* [Record excerpts]
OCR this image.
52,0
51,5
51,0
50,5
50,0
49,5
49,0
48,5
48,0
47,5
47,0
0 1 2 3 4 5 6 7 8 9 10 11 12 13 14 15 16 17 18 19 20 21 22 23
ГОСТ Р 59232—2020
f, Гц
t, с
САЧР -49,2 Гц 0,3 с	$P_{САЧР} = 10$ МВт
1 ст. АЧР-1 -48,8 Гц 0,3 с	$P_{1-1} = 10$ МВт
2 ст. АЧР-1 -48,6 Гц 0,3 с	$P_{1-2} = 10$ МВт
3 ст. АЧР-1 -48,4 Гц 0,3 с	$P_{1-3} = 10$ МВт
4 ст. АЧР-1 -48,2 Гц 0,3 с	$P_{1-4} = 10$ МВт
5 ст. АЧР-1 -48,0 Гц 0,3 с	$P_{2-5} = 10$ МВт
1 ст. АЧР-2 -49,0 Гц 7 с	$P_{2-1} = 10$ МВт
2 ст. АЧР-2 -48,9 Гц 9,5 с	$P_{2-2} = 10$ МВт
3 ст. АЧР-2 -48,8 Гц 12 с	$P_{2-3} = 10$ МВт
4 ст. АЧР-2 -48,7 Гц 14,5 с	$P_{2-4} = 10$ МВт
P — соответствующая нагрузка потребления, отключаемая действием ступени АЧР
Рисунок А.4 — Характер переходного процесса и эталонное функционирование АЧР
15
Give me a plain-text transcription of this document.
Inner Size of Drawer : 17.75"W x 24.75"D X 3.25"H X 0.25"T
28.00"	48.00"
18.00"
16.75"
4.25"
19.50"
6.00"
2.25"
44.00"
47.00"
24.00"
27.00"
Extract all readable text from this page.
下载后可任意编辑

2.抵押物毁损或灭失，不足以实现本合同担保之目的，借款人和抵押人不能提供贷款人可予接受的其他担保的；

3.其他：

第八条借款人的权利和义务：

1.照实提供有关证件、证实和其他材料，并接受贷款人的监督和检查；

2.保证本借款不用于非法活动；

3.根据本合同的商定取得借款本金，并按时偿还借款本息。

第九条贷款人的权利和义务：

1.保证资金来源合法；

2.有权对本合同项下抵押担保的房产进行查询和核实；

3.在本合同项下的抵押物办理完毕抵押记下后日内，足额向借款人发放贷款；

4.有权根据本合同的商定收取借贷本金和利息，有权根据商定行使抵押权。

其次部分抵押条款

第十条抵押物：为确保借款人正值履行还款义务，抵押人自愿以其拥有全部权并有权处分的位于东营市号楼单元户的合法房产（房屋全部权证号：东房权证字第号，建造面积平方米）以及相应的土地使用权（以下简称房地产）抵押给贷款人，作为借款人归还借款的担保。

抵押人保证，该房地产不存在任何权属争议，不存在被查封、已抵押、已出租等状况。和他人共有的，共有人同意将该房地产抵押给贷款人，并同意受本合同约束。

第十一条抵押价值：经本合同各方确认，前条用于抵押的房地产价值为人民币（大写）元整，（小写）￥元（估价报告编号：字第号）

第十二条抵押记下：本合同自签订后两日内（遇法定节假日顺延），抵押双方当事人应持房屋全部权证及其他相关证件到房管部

* [Instruction]
Repeat the data precisely, reproducing every entry.

* [Result of the task]
OCR this image.
52,0
51,5
51,0
50,5
50,0
49,5
49,0
48,5
48,0
47,5
47,0
0 1 2 3 4 5 6 7 8 9 10 11 12 13 14 15 16 17 18 19 20 21 22 23
ГОСТ Р 59232—2020
f, Гц
t, с
САЧР -49,2 Гц 0,3 с	$P_{САЧР} = 10$ МВт
1 ст. АЧР-1 -48,8 Гц 0,3 с	$P_{1-1} = 10$ МВт
2 ст. АЧР-1 -48,6 Гц 0,3 с	$P_{1-2} = 10$ МВт
3 ст. АЧР-1 -48,4 Гц 0,3 с	$P_{1-3} = 10$ МВт
4 ст. АЧР-1 -48,2 Гц 0,3 с	$P_{1-4} = 10$ МВт
5 ст. АЧР-1 -48,0 Гц 0,3 с	$P_{2-5} = 10$ МВт
1 ст. АЧР-2 -49,0 Гц 7 с	$P_{2-1} = 10$ МВт
2 ст. АЧР-2 -48,9 Гц 9,5 с	$P_{2-2} = 10$ МВт
3 ст. АЧР-2 -48,8 Гц 12 с	$P_{2-3} = 10$ МВт
4 ст. АЧР-2 -48,7 Гц 14,5 с	$P_{2-4} = 10$ МВт
P — соответствующая нагрузка потребления, отключаемая действием ступени АЧР
Рисунок А.4 — Характер переходного процесса и эталонное функционирование АЧР
15
Give me a plain-text transcription of this document.
Inner Size of Drawer : 17.75"W x 24.75"D X 3.25"H X 0.25"T
28.00"	48.00"
18.00"
16.75"
4.25"
19.50"
6.00"
2.25"
44.00"
47.00"
24.00"
27.00"
Extract all readable text from this page.
下载后可任意编辑

2.抵押物毁损或灭失，不足以实现本合同担保之目的，借款人和抵押人不能提供贷款人可予接受的其他担保的；

3.其他：

第八条借款人的权利和义务：

1.照实提供有关证件、证实和其他材料，并接受贷款人的监督和检查；

2.保证本借款不用于非法活动；

3.根据本合同的商定取得借款本金，并按时偿还借款本息。

第九条贷款人的权利和义务：

1.保证资金来源合法；

2.有权对本合同项下抵押担保的房产进行查询和核实；

3.在本合同项下的抵押物办理完毕抵押记下后日内，足额向借款人发放贷款；

4.有权根据本合同的商定收取借贷本金和利息，有权根据商定行使抵押权。

其次部分抵押条款

第十条抵押物：为确保借款人正值履行还款义务，抵押人自愿以其拥有全部权并有权处分的位于东营市号楼单元户的合法房产（房屋全部权证号：东房权证字第号，建造面积平方米）以及相应的土地使用权（以下简称房地产）抵押给贷款人，作为借款人归还借款的担保。

抵押人保证，该房地产不存在任何权属争议，不存在被查封、已抵押、已出租等状况。和他人共有的，共有人同意将该房地产抵押给贷款人，并同意受本合同约束。

第十一条抵押价值：经本合同各方确认，前条用于抵押的房地产价值为人民币（大写）元整，（小写）￥元（估价报告编号：字第号）

第十二条抵押记下：本合同自签订后两日内（遇法定节假日顺延），抵押双方当事人应持房屋全部权证及其他相关证件到房管部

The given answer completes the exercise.